- [本文]

● ● ● ●

パンクラス「PANCRASE 2004
BRAVE TOUR」
2004年11月26日(金)東京・後楽園ホール
開場17:30 開始18:30
▼メインイベント ライトヘビー級5分3R
同級8位
○グスタボ・シム(グレイシー・バッハ・コンバットチーム)
一本 3R1分20秒 ヒールホールド
●山宮恵一郎(パンクラスGRABAKA)
1R、シムは凄まじいプレッシャーをかけて、足を使って回る山宮を追いかけていく。シムのローキックは重く、破壊音が場内に響き渡り、どよめきが起きる。山宮はシムの大振りフックを空振りさせてテイクダウンに行くが、上になったのはシム。ハーフから抱え込む山宮に、シムはボディと顔面を打ち分けてのパンチを入れていった。必至に耐える山宮。
2R、山宮がボディへのストレート、距離を取って踏み込み、細かい連打を入れていくが、離れ際にシムの右ハイキックがヒット! 両手を広げて“効いてないよ”とアピールする山宮に、グイグイとプレッシャーを賭けてローを放っていくシム。タックルに入る山宮だが、シムは差し返して逆にテイクダウンを奪う巧さを見せ、ガードをとる山宮にパンチを浴びせていく。山宮の顔が真っ赤に染まる。
3R、シムは左ローを強く打ち込み、山宮はカウンターを狙いながら打ち気を誘ってタックル、ついにテイクダウンに成功した。ドッと沸く館内。しかし次の瞬間、パウンドを落とそうと上体を起こしたところで、シムが電光石火のヒールホールド! 瞬時にしてタップする山宮。鮮やか過ぎるシムのフィニッシュだった。

● ● ● ●

- [提供情報]

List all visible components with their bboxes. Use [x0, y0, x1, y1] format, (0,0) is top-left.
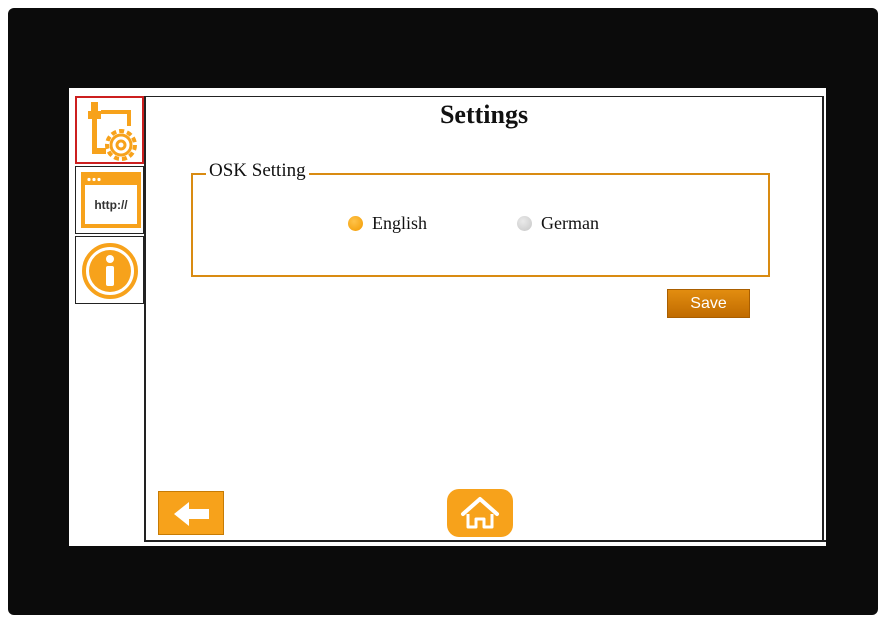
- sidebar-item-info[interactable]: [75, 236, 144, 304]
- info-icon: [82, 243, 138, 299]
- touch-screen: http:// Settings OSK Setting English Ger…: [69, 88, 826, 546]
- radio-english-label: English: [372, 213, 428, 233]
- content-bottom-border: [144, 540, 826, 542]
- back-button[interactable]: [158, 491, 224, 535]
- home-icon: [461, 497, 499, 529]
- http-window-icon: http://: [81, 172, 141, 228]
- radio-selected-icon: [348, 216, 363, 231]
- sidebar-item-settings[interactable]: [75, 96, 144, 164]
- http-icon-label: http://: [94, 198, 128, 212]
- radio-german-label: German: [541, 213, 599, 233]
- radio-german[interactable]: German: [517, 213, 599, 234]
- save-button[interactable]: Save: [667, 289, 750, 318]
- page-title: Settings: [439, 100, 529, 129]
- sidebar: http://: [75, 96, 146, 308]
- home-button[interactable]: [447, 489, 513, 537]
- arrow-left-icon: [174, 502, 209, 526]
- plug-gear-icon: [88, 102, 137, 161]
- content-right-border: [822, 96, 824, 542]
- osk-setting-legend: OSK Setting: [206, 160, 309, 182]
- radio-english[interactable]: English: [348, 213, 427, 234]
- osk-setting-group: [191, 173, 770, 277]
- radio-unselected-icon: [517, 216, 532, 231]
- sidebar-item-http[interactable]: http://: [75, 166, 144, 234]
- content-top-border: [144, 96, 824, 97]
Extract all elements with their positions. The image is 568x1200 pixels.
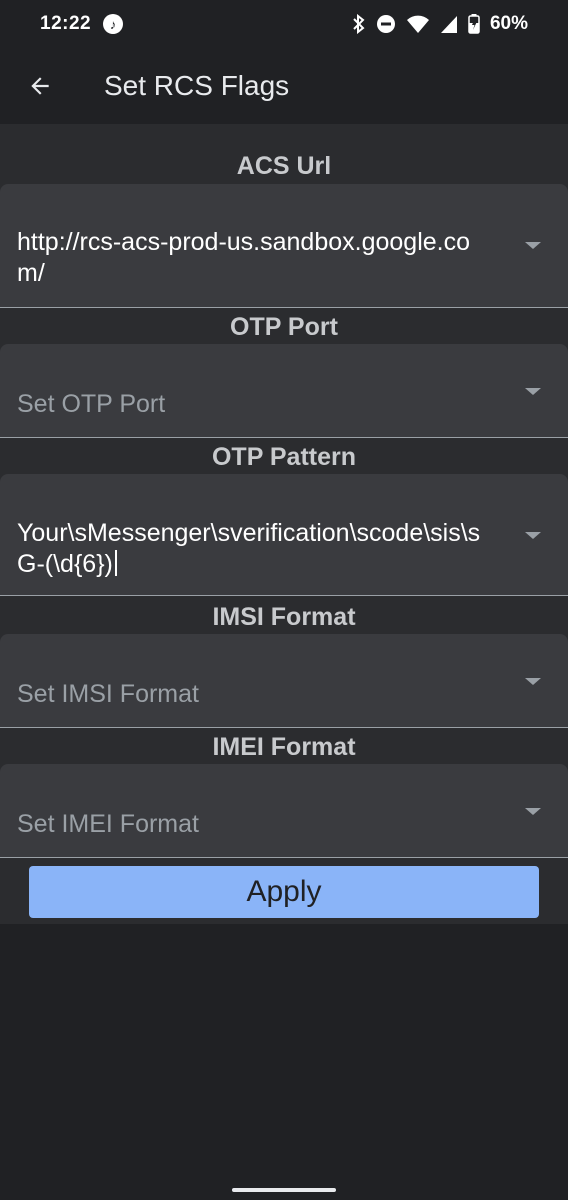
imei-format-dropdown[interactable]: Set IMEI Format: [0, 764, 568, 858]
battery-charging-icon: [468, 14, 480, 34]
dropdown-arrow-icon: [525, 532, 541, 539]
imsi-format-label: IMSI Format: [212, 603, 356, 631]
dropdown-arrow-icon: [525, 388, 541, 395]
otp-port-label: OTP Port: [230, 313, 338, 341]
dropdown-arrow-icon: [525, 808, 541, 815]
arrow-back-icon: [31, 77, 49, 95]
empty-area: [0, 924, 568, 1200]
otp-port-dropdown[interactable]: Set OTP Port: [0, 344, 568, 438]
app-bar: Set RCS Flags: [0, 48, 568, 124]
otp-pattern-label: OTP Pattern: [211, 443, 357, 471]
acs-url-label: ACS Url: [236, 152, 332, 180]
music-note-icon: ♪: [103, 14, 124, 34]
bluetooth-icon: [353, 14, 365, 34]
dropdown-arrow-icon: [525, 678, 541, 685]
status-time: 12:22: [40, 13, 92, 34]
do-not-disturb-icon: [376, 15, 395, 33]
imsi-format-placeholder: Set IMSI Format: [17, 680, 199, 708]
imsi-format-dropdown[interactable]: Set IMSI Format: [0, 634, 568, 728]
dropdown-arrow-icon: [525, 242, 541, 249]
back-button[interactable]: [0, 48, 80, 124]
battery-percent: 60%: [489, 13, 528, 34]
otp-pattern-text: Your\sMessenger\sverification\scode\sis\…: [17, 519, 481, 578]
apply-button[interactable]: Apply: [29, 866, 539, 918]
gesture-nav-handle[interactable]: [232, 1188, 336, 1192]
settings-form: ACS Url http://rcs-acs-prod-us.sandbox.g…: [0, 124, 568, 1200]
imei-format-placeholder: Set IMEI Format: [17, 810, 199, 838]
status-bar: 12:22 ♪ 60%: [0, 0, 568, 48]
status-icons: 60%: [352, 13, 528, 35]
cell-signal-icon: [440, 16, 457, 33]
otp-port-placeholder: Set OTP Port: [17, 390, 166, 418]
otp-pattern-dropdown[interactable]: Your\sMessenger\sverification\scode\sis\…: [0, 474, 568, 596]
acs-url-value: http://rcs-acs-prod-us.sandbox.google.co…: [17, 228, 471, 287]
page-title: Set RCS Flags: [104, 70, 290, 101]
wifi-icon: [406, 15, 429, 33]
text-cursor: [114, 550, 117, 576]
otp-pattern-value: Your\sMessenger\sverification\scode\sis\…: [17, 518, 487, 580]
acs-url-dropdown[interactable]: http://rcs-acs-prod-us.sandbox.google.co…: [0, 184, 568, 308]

● ● ● ●

- [課題]
本文によると、シムが山宮から一本を奪った技は何ですか。 本文だけを根拠にして答えてください。

- [解答]
ヒールホールドです。